Short problem >> How many lines in this material include the string "accidit"? Answer with the number and nothing further.

▬▬▬▬▬▬

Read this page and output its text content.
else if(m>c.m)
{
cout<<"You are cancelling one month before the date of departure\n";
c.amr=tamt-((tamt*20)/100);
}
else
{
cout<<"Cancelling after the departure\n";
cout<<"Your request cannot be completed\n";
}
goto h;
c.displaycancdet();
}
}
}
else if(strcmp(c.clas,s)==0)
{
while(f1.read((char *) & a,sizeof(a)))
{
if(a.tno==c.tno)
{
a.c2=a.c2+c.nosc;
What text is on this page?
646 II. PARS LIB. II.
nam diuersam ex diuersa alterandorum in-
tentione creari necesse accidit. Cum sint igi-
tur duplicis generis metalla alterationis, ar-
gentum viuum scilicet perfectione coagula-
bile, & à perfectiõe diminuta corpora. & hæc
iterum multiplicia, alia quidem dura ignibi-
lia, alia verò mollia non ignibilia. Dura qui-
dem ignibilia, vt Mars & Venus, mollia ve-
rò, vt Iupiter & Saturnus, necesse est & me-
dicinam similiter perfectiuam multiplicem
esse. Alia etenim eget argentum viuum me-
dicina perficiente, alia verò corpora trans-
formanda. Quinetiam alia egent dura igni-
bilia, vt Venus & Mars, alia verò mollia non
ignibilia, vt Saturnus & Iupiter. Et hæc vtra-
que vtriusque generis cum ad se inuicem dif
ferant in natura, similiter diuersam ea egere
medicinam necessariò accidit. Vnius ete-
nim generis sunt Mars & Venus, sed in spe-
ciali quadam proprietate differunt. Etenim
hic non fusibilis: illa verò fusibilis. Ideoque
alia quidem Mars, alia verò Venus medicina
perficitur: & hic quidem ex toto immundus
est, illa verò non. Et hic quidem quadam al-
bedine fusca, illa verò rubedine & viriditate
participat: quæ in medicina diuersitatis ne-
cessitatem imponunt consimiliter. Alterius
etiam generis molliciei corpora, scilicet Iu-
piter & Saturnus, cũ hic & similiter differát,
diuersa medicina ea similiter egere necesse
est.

▬▬▬▬▬▬

Task result >> 2